— begin —
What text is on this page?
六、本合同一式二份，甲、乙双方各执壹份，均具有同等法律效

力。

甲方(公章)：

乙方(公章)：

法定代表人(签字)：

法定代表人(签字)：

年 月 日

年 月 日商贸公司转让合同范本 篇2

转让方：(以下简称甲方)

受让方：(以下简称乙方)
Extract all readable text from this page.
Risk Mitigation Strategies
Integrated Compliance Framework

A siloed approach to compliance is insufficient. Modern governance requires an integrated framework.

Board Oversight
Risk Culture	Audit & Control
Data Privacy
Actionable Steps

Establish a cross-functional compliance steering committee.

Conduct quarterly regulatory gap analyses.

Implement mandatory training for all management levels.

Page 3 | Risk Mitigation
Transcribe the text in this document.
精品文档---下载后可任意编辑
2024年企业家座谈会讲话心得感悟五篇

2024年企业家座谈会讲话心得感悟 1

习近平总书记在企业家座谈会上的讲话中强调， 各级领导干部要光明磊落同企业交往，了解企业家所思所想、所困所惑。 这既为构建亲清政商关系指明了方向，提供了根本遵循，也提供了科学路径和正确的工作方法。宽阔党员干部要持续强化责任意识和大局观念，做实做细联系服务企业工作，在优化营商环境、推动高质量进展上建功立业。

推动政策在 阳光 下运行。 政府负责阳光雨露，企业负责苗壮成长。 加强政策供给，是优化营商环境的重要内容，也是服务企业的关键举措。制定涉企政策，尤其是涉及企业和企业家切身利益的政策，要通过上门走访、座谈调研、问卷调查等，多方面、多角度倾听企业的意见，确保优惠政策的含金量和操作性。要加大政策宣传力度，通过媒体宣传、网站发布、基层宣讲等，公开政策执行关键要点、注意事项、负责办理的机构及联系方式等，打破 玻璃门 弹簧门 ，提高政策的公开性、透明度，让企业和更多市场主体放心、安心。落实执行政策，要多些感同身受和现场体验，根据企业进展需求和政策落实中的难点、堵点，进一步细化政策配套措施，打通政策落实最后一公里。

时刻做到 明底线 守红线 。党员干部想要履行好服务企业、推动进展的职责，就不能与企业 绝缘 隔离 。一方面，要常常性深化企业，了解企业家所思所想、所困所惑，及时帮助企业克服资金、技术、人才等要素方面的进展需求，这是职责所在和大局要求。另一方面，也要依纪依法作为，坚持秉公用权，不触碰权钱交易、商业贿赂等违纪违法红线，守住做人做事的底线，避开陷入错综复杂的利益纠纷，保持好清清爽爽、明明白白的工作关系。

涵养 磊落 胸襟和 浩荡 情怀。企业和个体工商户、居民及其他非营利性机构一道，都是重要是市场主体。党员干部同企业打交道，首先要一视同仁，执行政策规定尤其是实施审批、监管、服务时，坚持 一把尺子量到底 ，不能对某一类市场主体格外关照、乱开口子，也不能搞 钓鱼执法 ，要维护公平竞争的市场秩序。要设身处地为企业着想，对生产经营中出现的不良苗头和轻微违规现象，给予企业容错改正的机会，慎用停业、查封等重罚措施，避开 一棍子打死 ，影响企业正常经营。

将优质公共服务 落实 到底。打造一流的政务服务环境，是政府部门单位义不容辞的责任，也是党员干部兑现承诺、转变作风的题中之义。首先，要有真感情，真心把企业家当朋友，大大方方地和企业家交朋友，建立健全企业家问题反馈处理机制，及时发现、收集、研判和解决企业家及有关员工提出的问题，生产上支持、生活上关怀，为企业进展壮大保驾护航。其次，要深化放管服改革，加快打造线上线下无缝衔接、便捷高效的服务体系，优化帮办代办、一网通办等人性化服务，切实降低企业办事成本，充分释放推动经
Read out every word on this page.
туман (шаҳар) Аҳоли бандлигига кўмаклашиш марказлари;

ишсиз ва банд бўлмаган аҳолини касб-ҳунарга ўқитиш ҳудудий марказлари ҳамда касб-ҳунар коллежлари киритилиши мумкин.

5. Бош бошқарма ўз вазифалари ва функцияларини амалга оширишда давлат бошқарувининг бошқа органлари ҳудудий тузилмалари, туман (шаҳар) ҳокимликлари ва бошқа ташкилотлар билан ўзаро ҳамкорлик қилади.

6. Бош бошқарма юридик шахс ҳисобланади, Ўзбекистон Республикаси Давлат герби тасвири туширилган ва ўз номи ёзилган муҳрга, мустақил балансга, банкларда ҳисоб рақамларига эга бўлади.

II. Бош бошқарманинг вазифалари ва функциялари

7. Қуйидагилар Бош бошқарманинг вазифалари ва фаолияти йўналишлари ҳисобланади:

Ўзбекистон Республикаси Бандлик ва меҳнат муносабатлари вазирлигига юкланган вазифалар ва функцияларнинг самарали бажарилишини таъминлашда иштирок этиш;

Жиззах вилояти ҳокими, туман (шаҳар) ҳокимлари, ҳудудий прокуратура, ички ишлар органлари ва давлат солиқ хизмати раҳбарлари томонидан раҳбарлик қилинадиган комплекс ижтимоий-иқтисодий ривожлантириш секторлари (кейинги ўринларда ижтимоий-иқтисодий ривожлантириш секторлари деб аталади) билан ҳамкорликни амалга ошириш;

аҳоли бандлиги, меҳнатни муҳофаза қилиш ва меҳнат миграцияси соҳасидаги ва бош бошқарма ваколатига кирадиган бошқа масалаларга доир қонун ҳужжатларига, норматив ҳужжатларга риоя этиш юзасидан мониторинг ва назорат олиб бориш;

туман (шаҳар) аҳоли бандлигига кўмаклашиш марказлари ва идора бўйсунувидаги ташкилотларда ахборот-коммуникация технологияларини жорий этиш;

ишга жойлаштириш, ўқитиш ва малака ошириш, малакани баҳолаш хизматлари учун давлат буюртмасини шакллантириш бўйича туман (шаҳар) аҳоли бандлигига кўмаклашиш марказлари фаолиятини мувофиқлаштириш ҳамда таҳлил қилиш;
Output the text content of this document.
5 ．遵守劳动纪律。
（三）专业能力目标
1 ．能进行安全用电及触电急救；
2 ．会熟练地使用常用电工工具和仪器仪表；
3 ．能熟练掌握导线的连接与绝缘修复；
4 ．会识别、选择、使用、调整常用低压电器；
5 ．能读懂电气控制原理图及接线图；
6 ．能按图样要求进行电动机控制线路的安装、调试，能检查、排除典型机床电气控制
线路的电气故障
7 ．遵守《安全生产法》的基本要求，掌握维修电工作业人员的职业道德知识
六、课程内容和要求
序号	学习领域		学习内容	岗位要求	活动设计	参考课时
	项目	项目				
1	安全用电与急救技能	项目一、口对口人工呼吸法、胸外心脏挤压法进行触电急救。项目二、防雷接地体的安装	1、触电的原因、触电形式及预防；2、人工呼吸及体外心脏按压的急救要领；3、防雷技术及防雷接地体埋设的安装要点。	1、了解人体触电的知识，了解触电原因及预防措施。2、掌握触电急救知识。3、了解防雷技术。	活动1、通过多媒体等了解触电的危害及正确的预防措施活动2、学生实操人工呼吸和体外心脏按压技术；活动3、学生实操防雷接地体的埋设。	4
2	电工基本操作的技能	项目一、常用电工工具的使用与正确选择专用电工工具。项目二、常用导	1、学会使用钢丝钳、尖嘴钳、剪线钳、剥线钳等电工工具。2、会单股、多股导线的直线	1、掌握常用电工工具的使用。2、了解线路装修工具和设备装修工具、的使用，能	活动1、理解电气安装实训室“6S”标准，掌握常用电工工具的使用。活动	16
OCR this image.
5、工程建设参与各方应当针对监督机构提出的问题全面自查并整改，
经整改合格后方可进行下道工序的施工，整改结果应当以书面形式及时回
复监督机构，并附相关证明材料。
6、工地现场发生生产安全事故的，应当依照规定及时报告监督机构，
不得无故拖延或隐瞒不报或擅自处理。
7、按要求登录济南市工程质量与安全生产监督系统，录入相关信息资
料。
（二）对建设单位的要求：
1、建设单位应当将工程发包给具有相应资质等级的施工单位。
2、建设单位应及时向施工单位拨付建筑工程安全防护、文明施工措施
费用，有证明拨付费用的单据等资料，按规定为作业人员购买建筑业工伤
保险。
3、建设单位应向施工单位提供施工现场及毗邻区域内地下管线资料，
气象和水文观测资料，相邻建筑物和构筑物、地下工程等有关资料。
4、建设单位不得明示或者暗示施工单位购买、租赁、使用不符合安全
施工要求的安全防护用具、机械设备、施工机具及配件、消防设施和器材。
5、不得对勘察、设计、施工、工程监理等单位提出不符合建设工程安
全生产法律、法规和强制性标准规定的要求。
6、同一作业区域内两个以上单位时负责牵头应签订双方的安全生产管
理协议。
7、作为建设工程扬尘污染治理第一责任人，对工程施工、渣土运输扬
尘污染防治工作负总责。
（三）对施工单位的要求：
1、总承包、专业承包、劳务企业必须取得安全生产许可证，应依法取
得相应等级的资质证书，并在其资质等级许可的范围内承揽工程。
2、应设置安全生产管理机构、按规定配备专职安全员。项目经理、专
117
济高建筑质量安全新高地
— end —
STATED EXERCISE ::
Among the lines of the material, find those that hold the word "text" and copy them.

ANSWER IN FULL ::
What text is on this page?
Extract all readable text from this page.
Transcribe the text in this document.
Output the text content of this document.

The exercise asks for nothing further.